═══ INPUT MATERIAL

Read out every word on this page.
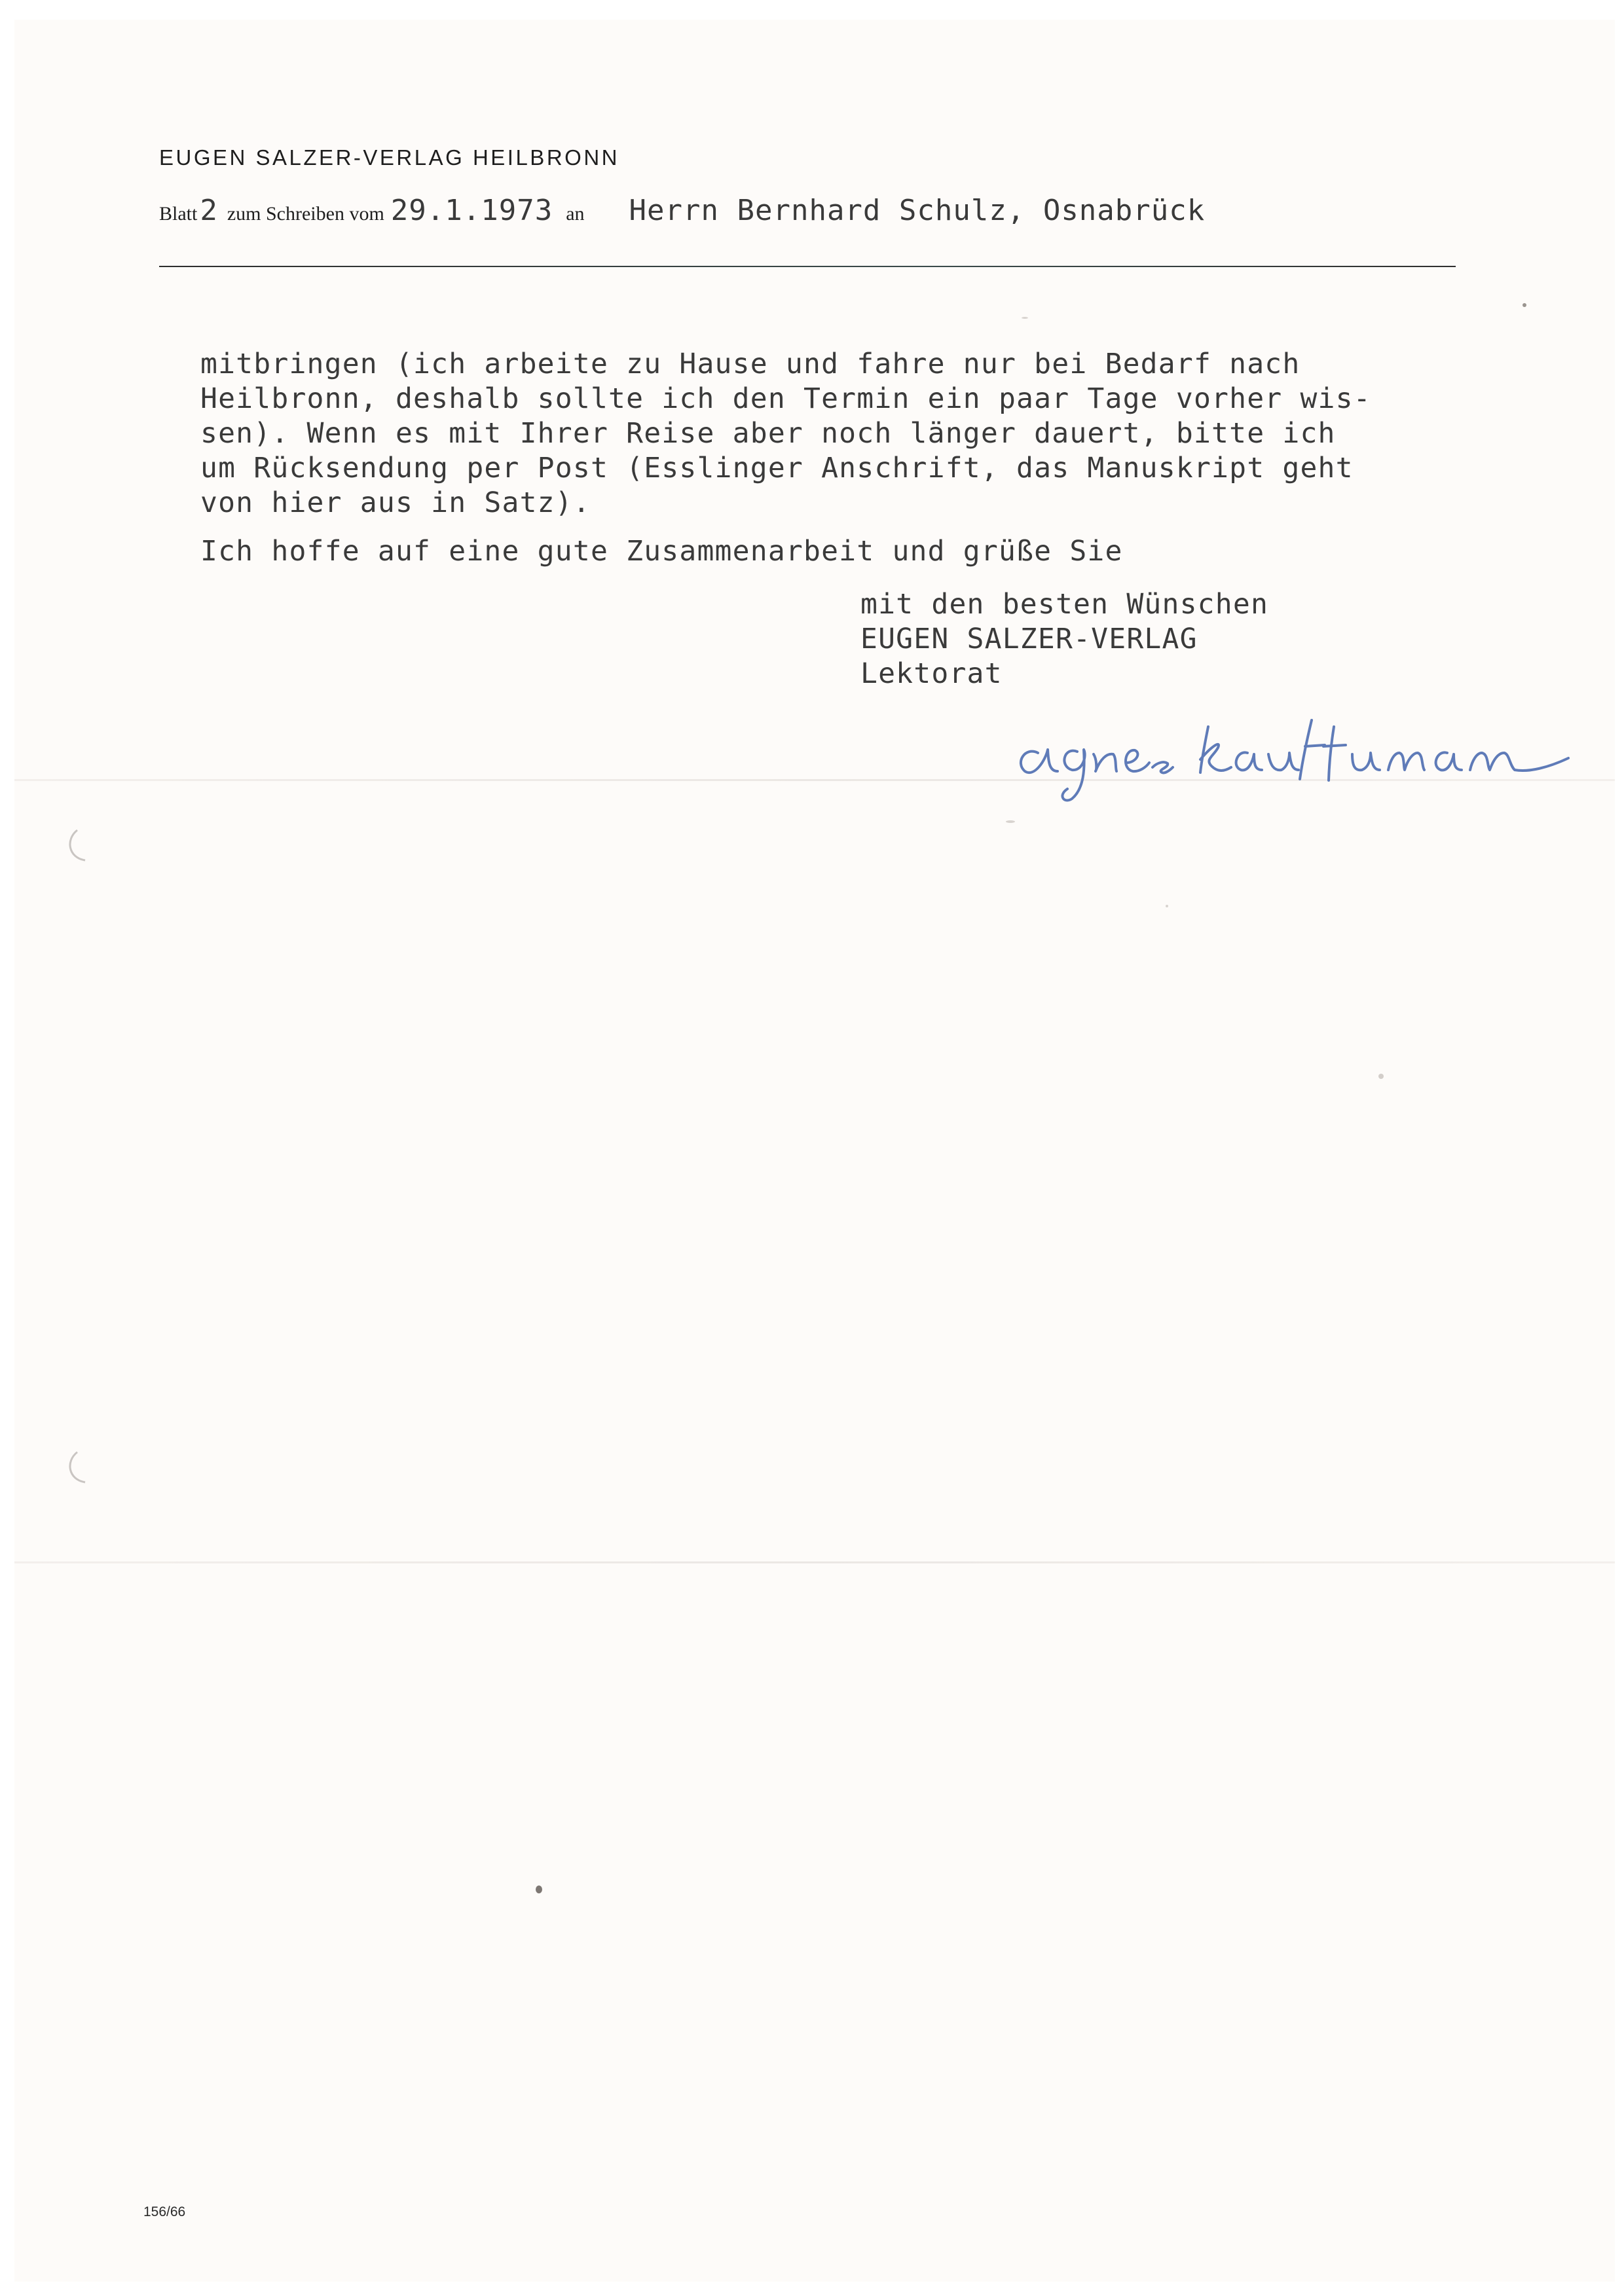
EUGEN SALZER-VERLAG HEILBRONN
Blatt 2 zum Schreiben vom 29.1.1973 an Herrn Bernhard Schulz, Osnabrück
mitbringen (ich arbeite zu Hause und fahre nur bei Bedarf nach
Heilbronn, deshalb sollte ich den Termin ein paar Tage vorher wis-
sen). Wenn es mit Ihrer Reise aber noch länger dauert, bitte ich
um Rücksendung per Post (Esslinger Anschrift, das Manuskript geht
von hier aus in Satz).
Ich hoffe auf eine gute Zusammenarbeit und grüße Sie
mit den besten Wünschen
EUGEN SALZER-VERLAG
Lektorat
156/66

══════

All of the records above must be copied exactly, except for the pictures.

Read out every word on this page.
EUGEN SALZER-VERLAG HEILBRONN
Blatt 2 zum Schreiben vom 29.1.1973 an Herrn Bernhard Schulz, Osnabrück
mitbringen (ich arbeite zu Hause und fahre nur bei Bedarf nach
Heilbronn, deshalb sollte ich den Termin ein paar Tage vorher wis-
sen). Wenn es mit Ihrer Reise aber noch länger dauert, bitte ich
um Rücksendung per Post (Esslinger Anschrift, das Manuskript geht
von hier aus in Satz).
Ich hoffe auf eine gute Zusammenarbeit und grüße Sie
mit den besten Wünschen
EUGEN SALZER-VERLAG
Lektorat
156/66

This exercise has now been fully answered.